**Information provided**.
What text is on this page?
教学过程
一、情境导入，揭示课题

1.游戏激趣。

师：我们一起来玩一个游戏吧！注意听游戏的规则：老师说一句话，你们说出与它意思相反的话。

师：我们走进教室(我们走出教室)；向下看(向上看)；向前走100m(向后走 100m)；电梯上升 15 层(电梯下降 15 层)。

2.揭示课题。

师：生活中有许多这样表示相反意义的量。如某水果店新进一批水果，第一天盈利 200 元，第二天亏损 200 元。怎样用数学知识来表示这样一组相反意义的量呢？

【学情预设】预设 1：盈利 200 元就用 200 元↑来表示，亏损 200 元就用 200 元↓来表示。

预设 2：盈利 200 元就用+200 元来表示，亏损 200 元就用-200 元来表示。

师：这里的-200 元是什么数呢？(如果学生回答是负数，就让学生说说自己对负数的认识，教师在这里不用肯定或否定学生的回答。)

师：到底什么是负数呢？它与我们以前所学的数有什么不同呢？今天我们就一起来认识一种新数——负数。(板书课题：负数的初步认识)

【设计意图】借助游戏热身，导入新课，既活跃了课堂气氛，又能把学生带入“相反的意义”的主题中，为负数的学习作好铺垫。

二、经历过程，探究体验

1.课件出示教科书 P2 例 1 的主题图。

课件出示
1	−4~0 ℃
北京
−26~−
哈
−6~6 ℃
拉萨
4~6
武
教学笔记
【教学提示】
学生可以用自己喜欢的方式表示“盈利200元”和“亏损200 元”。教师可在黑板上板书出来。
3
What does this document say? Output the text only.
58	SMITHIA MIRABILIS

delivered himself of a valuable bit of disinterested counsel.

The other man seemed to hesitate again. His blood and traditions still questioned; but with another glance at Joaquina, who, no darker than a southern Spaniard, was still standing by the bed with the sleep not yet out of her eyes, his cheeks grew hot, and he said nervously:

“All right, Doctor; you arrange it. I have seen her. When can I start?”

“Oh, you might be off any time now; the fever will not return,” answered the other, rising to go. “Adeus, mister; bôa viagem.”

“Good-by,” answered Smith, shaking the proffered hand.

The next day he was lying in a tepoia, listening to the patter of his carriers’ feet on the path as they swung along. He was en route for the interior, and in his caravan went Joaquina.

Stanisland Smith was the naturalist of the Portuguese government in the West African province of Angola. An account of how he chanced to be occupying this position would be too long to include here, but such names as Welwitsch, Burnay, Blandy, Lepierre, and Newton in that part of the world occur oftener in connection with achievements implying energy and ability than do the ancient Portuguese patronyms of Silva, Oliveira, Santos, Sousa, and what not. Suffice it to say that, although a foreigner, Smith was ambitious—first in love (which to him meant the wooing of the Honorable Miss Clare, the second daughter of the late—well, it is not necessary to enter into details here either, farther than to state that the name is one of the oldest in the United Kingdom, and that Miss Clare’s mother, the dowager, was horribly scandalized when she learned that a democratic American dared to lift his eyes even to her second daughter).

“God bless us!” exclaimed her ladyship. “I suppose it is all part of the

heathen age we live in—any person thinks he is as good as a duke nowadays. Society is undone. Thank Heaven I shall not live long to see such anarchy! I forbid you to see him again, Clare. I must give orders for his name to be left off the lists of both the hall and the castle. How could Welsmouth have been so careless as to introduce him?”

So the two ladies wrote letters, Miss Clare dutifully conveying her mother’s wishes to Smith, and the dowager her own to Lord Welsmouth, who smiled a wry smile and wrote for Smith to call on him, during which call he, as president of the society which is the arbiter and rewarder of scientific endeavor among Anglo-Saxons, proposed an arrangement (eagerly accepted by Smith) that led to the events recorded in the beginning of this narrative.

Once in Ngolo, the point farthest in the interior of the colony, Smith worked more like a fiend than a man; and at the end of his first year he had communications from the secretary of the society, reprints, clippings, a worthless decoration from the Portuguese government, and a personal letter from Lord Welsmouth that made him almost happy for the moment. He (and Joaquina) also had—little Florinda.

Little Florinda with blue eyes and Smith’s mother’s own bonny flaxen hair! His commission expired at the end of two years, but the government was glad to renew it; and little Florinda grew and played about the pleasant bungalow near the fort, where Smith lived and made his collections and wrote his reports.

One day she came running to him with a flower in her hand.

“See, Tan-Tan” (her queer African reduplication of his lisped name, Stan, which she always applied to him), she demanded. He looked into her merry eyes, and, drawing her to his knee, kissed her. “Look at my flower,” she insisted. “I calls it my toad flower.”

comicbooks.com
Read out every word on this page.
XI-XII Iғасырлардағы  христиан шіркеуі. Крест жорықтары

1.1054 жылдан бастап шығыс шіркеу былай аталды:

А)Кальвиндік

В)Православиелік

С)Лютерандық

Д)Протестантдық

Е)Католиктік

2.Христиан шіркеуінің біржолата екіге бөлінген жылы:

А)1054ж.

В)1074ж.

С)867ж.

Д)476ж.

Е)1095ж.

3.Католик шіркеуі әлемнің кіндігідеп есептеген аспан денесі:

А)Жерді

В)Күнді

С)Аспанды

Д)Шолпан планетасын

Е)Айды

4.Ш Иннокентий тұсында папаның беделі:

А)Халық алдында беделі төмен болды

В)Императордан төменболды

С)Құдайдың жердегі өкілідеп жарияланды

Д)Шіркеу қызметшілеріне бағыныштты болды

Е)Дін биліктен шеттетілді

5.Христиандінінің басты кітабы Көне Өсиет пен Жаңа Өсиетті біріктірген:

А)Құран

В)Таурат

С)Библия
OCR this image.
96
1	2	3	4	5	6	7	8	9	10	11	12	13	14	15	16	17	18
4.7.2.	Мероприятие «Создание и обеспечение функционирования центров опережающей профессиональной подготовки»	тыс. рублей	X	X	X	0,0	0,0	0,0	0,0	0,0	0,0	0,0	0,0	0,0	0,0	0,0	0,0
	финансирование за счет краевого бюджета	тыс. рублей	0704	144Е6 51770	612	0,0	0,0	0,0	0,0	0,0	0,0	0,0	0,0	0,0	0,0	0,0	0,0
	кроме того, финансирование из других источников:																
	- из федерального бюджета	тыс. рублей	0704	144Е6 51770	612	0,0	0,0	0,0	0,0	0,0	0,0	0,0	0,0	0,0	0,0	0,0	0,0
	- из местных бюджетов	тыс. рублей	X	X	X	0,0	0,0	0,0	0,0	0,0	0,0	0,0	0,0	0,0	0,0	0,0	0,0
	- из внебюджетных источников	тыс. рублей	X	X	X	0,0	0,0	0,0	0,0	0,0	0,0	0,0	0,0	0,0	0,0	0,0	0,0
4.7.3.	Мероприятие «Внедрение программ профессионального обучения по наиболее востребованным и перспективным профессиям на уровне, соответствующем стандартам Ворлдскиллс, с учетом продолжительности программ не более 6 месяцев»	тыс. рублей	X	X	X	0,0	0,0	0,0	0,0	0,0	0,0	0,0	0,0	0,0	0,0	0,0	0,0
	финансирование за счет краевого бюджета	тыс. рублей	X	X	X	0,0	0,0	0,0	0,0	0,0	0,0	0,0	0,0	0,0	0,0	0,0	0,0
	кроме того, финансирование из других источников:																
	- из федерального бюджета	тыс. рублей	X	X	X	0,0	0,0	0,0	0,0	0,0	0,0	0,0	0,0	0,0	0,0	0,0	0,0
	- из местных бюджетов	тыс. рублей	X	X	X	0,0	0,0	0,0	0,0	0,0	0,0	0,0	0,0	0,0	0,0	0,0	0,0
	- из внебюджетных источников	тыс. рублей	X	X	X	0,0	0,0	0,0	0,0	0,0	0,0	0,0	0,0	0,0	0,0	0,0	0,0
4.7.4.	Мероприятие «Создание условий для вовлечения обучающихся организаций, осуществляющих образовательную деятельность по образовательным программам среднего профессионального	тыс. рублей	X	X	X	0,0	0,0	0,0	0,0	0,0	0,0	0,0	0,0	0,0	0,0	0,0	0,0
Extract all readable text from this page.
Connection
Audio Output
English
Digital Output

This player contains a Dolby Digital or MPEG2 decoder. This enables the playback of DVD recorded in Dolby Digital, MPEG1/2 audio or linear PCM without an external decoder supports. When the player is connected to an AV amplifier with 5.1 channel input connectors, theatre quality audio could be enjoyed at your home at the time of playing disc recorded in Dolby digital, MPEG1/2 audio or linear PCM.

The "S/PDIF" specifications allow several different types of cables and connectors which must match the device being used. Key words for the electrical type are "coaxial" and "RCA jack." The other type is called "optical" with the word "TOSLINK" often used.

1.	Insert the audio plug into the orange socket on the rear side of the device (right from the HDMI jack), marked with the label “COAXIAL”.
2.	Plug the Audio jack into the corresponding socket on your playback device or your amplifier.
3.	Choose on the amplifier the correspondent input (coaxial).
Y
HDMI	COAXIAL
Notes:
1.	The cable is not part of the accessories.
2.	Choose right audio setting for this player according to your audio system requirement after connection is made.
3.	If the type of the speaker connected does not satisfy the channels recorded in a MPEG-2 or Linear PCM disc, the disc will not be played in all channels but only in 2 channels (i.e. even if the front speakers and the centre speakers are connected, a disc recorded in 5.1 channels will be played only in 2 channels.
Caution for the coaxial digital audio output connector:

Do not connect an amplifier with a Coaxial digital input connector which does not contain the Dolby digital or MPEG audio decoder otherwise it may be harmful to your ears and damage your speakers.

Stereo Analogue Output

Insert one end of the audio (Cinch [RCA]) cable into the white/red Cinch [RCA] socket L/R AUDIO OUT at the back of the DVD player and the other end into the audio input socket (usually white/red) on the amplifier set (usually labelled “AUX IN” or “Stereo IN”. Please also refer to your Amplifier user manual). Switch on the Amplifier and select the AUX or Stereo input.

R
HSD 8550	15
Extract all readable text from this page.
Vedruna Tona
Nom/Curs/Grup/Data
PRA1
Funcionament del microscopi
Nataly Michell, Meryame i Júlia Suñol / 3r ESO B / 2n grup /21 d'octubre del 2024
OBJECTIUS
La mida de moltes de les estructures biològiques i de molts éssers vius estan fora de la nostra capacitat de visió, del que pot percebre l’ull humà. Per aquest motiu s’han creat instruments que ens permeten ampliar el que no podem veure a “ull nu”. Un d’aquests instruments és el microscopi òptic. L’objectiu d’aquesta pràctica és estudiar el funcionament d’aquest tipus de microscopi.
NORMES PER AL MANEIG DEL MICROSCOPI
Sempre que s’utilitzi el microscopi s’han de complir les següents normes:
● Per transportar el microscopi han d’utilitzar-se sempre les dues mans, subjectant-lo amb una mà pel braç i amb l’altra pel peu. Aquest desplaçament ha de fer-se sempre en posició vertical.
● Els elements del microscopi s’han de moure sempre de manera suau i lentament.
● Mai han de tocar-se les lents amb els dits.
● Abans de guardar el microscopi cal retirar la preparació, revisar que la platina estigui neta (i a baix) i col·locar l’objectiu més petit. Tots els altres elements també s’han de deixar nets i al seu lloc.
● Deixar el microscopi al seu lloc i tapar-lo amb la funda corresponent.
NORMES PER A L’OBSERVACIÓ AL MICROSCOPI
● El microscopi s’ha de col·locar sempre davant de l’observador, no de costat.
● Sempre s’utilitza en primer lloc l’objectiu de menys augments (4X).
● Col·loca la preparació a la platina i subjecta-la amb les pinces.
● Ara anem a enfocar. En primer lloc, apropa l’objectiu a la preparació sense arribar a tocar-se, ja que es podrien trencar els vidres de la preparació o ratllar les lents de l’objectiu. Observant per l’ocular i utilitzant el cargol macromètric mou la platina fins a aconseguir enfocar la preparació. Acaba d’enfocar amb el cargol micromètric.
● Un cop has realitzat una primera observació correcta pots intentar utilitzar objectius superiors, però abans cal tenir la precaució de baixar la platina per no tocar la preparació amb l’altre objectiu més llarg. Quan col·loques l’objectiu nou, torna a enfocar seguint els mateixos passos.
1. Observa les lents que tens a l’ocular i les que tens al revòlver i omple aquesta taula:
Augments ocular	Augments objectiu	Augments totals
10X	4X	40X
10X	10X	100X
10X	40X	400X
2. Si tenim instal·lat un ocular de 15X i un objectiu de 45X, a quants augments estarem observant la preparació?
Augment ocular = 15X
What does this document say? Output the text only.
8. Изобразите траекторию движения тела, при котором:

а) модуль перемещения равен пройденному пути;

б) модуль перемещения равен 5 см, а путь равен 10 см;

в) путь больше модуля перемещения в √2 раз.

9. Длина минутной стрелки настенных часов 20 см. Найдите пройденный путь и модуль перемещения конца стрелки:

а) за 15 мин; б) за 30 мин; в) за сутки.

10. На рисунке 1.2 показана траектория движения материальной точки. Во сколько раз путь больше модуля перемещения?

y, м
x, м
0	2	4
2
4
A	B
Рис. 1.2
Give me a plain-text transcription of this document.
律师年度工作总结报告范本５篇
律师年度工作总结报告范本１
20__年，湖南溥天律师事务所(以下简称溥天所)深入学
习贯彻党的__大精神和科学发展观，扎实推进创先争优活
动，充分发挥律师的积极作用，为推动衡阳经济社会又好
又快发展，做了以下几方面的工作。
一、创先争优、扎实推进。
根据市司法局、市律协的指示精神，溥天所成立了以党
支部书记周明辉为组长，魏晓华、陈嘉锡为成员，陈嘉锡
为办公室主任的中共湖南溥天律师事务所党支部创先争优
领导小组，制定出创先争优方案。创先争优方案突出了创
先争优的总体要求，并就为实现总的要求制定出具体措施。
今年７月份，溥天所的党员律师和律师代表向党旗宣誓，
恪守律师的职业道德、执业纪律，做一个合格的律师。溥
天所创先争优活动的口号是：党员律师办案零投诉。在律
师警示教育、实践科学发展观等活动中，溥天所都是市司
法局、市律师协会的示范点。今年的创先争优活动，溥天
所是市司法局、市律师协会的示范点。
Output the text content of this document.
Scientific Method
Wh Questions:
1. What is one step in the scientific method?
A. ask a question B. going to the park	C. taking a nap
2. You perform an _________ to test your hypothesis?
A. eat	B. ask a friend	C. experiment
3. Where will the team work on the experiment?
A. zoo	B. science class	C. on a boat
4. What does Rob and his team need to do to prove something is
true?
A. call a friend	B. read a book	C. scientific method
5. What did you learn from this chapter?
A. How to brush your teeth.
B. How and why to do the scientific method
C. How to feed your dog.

**Task to complete**. Each line that holds the word "from" is to be copied.

**Solution below**.
Once in Ngolo, the point farthest in the interior of the colony, Smith worked more like a fiend than a man; and at the end of his first year he had communications from the secretary of the society, reprints, clippings, a worthless decoration from the Portuguese government, and a personal letter from Lord Welsmouth that made him almost happy for the moment. He (and Joaquina) also had—little Florinda.
Extract all readable text from this page.
1.	Insert the audio plug into the orange socket on the rear side of the device (right from the HDMI jack), marked with the label “COAXIAL”.
Extract all readable text from this page.
5. What did you learn from this chapter?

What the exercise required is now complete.